**WHAT TO PRODUCE:** Report every line from the material that contains the word "structure".

**Collection entries:**
============

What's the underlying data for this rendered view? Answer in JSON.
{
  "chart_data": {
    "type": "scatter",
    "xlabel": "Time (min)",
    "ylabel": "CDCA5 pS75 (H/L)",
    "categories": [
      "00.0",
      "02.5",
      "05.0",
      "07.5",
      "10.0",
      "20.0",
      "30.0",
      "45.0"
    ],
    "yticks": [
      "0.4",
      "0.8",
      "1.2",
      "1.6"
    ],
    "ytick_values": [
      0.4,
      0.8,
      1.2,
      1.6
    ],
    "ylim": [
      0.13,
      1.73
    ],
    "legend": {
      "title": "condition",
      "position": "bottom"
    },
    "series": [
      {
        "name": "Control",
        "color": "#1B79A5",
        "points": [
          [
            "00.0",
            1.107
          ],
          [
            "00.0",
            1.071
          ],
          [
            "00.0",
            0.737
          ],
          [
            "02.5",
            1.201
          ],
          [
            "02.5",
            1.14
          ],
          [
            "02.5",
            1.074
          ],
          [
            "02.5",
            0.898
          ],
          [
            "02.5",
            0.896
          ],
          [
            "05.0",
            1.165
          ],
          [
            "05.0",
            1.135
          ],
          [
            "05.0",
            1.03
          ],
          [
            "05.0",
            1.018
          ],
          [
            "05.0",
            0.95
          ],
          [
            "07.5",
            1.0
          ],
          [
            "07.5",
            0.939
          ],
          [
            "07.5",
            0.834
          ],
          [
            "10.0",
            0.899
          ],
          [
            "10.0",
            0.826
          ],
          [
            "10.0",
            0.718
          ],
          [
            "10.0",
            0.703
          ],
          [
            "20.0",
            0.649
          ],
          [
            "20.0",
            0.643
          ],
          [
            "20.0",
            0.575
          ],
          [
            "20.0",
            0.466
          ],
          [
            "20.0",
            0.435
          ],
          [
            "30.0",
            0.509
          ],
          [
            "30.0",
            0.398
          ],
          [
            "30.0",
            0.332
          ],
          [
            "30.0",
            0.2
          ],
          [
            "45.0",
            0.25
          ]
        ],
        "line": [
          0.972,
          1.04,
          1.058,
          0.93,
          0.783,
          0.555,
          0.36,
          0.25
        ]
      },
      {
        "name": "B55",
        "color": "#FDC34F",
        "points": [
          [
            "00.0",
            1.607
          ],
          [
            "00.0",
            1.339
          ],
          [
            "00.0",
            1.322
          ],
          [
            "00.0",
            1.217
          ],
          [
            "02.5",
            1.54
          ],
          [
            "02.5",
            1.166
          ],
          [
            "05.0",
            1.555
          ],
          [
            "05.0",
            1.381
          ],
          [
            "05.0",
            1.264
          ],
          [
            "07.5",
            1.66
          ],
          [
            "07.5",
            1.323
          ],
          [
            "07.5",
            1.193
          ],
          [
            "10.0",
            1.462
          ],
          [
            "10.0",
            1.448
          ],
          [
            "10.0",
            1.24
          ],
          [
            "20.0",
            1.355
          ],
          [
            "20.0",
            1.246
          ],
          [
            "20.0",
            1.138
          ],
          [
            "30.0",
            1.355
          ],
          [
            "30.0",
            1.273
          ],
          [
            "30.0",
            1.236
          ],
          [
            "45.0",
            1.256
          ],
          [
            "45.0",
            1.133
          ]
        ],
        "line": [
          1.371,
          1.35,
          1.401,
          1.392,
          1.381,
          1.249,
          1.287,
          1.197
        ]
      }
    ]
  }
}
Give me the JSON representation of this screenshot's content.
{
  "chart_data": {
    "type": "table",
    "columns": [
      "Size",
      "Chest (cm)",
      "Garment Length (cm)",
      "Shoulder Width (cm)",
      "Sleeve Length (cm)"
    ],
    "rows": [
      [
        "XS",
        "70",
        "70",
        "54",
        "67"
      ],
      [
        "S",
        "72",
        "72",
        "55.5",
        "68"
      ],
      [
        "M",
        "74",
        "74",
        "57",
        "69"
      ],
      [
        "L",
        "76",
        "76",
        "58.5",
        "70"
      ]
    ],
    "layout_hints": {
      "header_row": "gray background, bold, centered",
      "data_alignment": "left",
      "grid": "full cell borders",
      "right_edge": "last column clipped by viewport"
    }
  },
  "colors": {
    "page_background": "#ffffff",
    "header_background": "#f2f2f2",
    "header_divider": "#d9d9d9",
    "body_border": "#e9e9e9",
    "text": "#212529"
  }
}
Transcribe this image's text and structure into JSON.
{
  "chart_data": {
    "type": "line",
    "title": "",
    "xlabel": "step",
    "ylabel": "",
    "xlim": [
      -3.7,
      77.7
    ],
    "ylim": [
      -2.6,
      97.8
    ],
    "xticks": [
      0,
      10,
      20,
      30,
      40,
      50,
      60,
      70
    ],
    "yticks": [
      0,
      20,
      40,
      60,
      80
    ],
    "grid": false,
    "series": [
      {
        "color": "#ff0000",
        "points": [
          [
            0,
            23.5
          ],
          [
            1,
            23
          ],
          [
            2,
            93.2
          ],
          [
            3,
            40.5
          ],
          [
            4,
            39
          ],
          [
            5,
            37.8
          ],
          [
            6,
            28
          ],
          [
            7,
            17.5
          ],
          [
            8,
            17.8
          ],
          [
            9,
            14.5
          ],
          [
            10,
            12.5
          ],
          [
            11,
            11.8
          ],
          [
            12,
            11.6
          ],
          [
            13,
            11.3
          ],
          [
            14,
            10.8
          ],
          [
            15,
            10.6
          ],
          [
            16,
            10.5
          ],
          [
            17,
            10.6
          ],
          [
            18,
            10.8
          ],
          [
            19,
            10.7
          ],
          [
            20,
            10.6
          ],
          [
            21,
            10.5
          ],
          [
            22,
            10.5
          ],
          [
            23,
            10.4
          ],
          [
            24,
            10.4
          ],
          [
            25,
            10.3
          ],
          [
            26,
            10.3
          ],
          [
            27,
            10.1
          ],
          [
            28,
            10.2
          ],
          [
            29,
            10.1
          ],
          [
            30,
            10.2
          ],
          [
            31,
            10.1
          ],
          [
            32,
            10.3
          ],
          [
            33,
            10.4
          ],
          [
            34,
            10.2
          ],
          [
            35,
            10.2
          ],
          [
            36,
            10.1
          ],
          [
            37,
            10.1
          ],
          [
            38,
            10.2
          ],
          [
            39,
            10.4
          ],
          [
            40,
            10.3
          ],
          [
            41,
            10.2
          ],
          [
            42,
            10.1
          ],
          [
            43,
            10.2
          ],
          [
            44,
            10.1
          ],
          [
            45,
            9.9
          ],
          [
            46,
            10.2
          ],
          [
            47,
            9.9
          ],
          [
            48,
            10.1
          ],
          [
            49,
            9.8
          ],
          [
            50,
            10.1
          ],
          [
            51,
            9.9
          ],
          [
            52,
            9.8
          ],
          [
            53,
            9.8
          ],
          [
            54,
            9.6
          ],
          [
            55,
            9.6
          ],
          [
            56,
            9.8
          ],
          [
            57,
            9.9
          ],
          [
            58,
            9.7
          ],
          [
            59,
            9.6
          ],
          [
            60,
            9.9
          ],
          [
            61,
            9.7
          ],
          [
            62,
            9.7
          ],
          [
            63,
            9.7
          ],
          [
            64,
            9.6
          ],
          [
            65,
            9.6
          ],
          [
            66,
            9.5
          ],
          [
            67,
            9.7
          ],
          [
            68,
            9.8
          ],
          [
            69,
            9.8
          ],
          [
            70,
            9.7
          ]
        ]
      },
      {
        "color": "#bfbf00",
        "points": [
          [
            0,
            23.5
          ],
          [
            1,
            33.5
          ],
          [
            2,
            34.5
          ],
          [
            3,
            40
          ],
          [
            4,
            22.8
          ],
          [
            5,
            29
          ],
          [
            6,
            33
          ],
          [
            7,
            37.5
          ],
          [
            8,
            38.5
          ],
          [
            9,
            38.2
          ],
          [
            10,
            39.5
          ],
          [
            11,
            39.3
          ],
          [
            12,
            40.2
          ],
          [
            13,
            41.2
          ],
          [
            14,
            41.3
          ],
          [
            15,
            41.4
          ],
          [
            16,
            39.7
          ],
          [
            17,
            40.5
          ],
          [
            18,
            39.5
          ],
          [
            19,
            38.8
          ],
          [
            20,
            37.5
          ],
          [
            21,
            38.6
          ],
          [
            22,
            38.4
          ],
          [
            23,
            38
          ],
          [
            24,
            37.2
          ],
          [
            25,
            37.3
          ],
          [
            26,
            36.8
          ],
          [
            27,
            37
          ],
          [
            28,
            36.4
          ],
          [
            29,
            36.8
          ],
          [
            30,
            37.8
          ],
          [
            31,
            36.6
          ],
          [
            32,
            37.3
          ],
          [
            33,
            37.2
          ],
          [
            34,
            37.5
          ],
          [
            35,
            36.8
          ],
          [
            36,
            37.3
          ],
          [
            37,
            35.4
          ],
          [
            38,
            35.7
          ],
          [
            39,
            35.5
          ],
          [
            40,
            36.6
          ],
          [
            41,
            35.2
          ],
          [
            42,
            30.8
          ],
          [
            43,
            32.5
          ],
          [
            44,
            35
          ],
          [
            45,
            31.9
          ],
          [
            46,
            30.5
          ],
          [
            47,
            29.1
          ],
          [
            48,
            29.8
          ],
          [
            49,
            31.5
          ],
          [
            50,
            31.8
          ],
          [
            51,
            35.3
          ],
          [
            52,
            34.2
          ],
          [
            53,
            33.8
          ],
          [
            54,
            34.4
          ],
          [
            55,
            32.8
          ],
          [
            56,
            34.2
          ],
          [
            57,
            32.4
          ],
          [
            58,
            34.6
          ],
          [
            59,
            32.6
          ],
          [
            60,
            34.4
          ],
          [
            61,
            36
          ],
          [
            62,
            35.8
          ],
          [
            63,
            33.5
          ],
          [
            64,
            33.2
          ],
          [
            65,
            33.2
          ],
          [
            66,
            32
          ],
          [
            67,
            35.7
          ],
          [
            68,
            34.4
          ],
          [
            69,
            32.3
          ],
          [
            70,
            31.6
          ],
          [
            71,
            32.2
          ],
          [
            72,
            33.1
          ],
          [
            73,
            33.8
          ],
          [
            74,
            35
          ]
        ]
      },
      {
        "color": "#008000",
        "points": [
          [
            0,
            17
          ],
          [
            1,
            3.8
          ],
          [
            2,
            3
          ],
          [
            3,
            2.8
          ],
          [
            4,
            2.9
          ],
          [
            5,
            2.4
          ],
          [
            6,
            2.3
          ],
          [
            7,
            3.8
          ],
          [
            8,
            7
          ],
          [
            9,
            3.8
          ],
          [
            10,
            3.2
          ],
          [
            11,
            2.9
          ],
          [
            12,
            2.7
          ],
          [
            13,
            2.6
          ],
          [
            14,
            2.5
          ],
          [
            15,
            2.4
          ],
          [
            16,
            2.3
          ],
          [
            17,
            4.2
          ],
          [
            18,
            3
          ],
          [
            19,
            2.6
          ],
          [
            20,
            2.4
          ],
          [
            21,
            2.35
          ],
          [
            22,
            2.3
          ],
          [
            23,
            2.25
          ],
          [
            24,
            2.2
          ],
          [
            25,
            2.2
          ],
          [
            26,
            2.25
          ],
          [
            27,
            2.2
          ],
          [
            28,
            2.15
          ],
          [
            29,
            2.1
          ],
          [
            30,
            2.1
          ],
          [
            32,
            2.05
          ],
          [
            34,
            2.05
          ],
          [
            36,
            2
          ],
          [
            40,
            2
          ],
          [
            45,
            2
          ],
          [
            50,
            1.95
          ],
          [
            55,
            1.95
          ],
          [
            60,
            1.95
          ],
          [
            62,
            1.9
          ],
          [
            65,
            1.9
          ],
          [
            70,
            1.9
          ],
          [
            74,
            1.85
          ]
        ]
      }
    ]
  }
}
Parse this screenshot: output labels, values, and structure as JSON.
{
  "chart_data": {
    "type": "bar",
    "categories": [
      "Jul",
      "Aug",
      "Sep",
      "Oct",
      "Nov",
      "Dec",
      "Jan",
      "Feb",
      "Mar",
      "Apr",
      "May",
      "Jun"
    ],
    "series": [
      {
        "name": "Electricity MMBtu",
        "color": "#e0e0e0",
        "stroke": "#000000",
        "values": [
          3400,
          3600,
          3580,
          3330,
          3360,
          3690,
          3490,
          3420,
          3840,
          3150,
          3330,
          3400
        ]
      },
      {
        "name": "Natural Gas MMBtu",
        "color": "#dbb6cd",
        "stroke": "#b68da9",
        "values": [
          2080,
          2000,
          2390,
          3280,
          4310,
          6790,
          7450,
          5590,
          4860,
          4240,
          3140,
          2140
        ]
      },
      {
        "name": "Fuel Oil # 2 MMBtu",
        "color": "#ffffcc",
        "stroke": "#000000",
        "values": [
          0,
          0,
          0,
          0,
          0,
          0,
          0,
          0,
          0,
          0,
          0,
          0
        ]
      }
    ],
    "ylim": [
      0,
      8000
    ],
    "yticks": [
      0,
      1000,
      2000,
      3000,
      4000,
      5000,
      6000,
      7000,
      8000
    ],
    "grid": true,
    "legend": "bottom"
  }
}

============

**OUTPUT FOR THIS TASK:**
Transcribe this image's text and structure into JSON.
Parse this screenshot: output labels, values, and structure as JSON.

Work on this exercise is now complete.